■ TO DO:
1. According to the article about the deactivation of Donald Trump's Twitter account, which law is the primary one used to prosecute hackers?
2. Continue the article about the deactivation of Donald Trump's Twitter account from the point where it stops.

■ PROVIDED TEXT:

The ex-Twitter employee who deactivated Donald Trump’s account should not say anything and “get a lawyer”, a prominent cybersecurity lawyer has said.
For 11 minutes on Thursday, Mr Trump was prevented from re-tweeting Fox & Friends videos or attacking Democrats on the social media platform after a Twitter customer support employee, on their last day at the company, intentionally cut off service to the President's account.
But while many applauded the ex-employee’s action, there is a reasonable chance the person could have violated the Computer Fraud and Abuse Act – the primary law used to prosecute hackers, Tor Ekeland told the newspaper The Hill.
The legislation states that unauthorised use of a “protected” computer system is against the law. But the definition of protected is very broad and in practice could refer to any computer, The Hill reported.
“If this happened in California, where Twitter is headquartered if they were no longer an employee at the time – particularly if their employment had been terminated – or if they had not been authorised to suspend or delete accounts, they could have broken the law,” Mr Ekeland said.
However, the facts of the case are still murky and the law is widely considered to be “a mess”, he added.
The statute has been unevenly applied, Mr Ekeland noted, and various courts around the country have come up with seemingly contradictory rulings on what unauthorised access actually means.

■ DATA PROVIDED:
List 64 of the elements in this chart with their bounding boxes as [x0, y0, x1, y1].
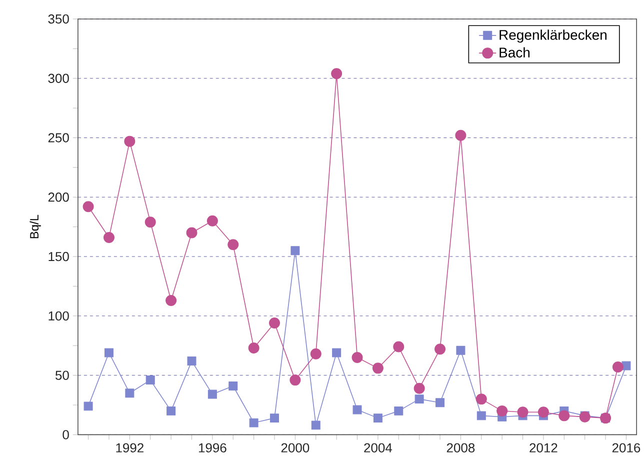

■ ANSWERS PER TASK:
1. The Computer Fraud and Abuse Act.

2.
An employee who was tasked with monitoring accounts and given the ability to suspend them would have a good case that no law was broken, Mr Ekeland said. But an employee whose time at the company had technically ended could have the hardest time defending their conduct in a court of law.
“The employee could be in a lot of trouble. This was not just unauthorized access, but damage,” said Mr Ekeland, telling The Hill that causing $5,000 worth of damage could result in a 10-year prison sentence.
Since Mr Trump’s tweets generate a large amount of traffic for Twitter’s business, it could be fairly easy to prove that shutting off the President's account caused damage to the company.
According to the New York Times, the person responsible was not a full-time employee but a third-party contractor.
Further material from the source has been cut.